--- Begin Text section ---

# How do you relate to your Romance Style?



## Word Dispenser (May 18, 2012)

Stelliferous said:


> Yeah the word itself "infantile" is very... Open to stereotyping. But if you do take a REAL look at a kid, you'll notice that they are very capable themselves. People think kids are stupid or inferior but really they are just ignorant and ungrown. I would describe myself as an educated and strong kid, fully capable of taking care of myself.
> 
> (I dislike that too. That's why I try to avoid it altogether because the internet is a home for judgment)


"The internet is a home for judgment" could be the title of an art piece. :kitteh:


----------



## Purrfessor (Jul 30, 2013)

Word Dispenser said:


> "The internet is a home for judgment" could be the title of an art piece. :kitteh:


Or a song.


----------



## Word Dispenser (May 18, 2012)

Stelliferous said:


> Or a song.


Which could arguably be called an art piece. Music _is _art, afterall. roud:


----------



## d e c a d e n t (Apr 21, 2013)

I... guess I do. I mean, I would say "Infantile" fits me better than the other three styles, and although the Caregiver/Infantile dynamic sound pretty bland in theory, I probably would be rather annoyed by someone acting like too much of an aggressor (don't like the thought of being treated/viewed like a prey/price to be won), which makes sense if it's my conflicting romance style.


----------



## disguise (Jan 17, 2014)

Accurate for all but



> • preference for partners that provoke in the individual a certain sense of awe in terms of power, physical presence, and the like
> • appreciation for the sense of power-play present when interacting with such partners, with acceptance of a slight sense of superiority on the part of the partner, without ever actually "submitting" to them


Interestingly, I'm more inclined to admire firm, but gentle/sensitive attitudes. These two points make me think of someone arrogant and overbearing which is _definitely_ _not_ what I appreciate in a person.


----------



## Doc Dangerstein (Mar 8, 2013)

... infantile. Great name socionics. Really. 

interest is sparked in partner with positive aesthetic attributes divorced from active, "aggressive" sexuality

... No whips and chains in my bedroom. I don't want to own my girlfriends. I don't want to be owned by my girlfriends. Sex is about being attracted to someone who makes you hot, and likes your company. Definitely about who she is, how she looks and carries herself. I only get aggressive to people who hurt me. Violence is an expression of anger. Not sexuality. If I'm angry at somebody, last thing I want to do is have sex with that person. Big difference between aggression and building tension.

--- End Text section ---
--- Begin Data excerpts ---

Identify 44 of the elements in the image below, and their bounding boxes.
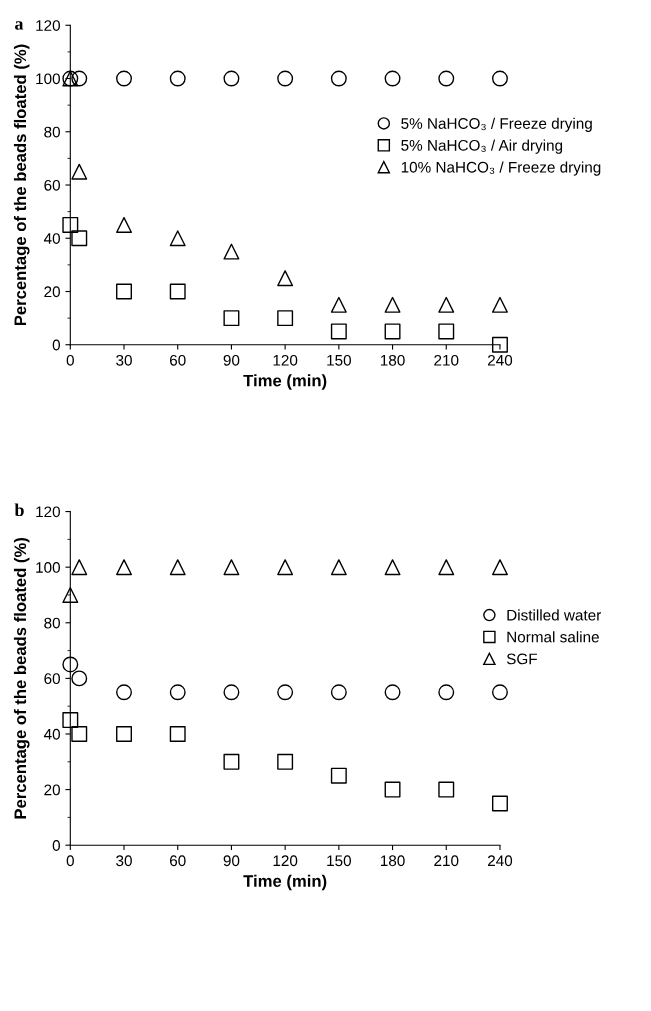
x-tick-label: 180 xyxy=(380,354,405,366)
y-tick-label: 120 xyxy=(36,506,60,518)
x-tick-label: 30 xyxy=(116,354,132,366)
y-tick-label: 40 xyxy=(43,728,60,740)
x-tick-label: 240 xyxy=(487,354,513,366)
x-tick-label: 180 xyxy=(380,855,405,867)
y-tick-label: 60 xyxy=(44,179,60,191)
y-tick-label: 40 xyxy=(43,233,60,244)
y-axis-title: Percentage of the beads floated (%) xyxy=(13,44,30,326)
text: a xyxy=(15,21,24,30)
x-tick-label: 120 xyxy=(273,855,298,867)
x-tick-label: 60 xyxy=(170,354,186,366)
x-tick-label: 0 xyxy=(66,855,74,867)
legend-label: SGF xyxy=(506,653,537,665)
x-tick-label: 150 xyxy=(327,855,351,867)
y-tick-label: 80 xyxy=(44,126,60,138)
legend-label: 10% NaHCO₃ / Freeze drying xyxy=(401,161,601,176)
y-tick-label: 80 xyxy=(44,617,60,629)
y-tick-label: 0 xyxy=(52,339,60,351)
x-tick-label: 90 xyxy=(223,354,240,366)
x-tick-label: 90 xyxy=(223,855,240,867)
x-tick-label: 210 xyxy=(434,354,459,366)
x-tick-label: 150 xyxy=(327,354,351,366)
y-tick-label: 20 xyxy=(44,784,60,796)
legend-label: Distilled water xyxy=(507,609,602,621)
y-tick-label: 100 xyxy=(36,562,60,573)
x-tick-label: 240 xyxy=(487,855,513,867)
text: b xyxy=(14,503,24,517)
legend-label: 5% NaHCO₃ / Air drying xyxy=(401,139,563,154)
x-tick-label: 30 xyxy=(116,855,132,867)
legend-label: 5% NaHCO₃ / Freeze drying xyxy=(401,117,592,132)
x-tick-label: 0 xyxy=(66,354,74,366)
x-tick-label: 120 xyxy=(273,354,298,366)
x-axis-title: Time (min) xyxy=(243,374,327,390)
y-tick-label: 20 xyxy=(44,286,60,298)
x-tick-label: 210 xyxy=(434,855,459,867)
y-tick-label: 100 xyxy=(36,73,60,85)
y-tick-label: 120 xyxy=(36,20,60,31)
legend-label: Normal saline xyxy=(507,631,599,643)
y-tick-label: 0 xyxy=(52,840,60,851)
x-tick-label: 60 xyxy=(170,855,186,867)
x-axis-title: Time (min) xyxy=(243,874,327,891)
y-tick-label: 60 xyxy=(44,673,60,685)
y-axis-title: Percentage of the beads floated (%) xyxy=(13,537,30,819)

--- End Data excerpts ---
--- Begin Data excerpts ---

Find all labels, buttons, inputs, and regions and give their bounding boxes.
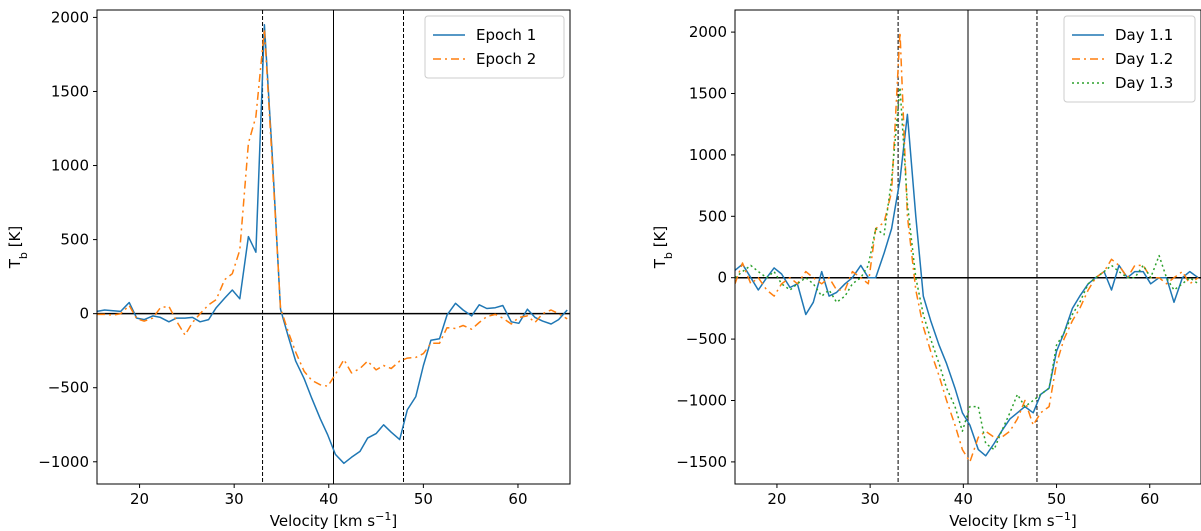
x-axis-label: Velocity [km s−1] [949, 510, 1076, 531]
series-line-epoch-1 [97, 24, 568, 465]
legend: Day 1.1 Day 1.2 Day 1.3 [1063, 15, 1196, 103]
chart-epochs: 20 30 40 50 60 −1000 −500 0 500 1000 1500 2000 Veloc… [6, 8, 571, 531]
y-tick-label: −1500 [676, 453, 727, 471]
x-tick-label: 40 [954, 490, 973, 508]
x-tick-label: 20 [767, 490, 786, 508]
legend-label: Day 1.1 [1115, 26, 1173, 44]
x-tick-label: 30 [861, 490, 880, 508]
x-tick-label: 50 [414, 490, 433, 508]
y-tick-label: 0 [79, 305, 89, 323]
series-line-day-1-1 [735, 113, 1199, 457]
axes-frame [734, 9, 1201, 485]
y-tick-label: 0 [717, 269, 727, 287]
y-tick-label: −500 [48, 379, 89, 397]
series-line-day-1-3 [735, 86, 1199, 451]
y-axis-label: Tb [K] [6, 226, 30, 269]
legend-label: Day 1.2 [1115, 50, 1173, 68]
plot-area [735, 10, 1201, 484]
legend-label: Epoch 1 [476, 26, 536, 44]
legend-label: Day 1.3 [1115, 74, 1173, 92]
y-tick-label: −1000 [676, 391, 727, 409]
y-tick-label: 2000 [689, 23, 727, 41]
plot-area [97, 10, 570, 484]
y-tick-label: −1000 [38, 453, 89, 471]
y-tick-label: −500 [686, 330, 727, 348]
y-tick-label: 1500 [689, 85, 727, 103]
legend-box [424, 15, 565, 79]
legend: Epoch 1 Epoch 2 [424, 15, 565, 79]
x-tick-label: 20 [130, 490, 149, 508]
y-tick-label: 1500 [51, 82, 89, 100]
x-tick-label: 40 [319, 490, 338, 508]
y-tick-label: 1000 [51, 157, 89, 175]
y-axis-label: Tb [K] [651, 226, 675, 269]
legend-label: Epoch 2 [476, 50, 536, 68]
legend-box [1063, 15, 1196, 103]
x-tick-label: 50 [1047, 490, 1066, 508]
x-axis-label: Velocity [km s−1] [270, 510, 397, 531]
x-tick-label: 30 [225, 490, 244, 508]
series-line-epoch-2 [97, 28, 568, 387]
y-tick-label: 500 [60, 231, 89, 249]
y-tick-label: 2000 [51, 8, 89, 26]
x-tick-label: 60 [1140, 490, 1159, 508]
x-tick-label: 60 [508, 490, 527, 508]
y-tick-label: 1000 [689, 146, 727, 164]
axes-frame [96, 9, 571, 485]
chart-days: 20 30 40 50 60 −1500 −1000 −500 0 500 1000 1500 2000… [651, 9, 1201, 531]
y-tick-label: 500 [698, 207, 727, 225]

--- End Data excerpts ---

**Tasks**
1 > Rewrite the records that begin at the line containing "x-axis-label: Velocity [km s−1] [949, 510, 1076, 531]" and end after the line containing "series-line-day-1-3 [735, 86, 1199, 451]". Replace "series-line" with "plot-line" and leave everything else unchanged.
2 > Extend the forum thread on romance styles, beginning after its final sentence.

**Task-by-task answers**
1 >
x-axis-label: Velocity [km s−1] [949, 510, 1076, 531]
plot-line-epoch-1 [97, 24, 568, 465]
legend: Day 1.1 Day 1.2 Day 1.3 [1063, 15, 1196, 103]
chart-epochs: 20 30 40 50 60 −1000 −500 0 500 1000 1500 2000 Veloc… [6, 8, 571, 531]
y-tick-label: −1500 [676, 453, 727, 471]
x-tick-label: 40 [954, 490, 973, 508]
x-tick-label: 20 [767, 490, 786, 508]
legend-label: Day 1.1 [1115, 26, 1173, 44]
x-tick-label: 30 [861, 490, 880, 508]
x-tick-label: 50 [414, 490, 433, 508]
y-tick-label: 0 [79, 305, 89, 323]
plot-line-day-1-1 [735, 113, 1199, 457]
axes-frame [734, 9, 1201, 485]
y-tick-label: 0 [717, 269, 727, 287]
y-tick-label: −500 [48, 379, 89, 397]
plot-line-day-1-3 [735, 86, 1199, 451]

2 >
tend to try to attract partner's interest with joking, goofy or even "strange" behavior

... I like to joke around. Have fun and do quirky things. I like to put on a show at time. It's all theatre

try to help partner see the unexpected and fun side of things interest is maintained or cools off according to partner's response to this behavior

... Pretty much. I can't stand girls who take themselves to seriously. If we can't just hang out, make out, or just do something spontaneous because there's a formal protocol to dating and that someone might chip a nail I'm out. I don't like formal dating very much. So boring.

appreciation for partner who actively cares about the individual's comfort and daily needs

... That depends. I don't want my girlfriend to become my mother. I mean, mom is cool. But she's cool because she always gave me space to be myself. What do you mean actively caring? Someone who believes in me, definitely. Someone who tries to be stereotypical mom I thankfully never had, nope.

neutral with regard to externally admitting who took the initiative in ending a relationship, "power" is seen as unimportant in such matters

... I usually don't care. There's always that one exception. Meaning, I just don't want a specific somebody in my life and that how I would like things to stay.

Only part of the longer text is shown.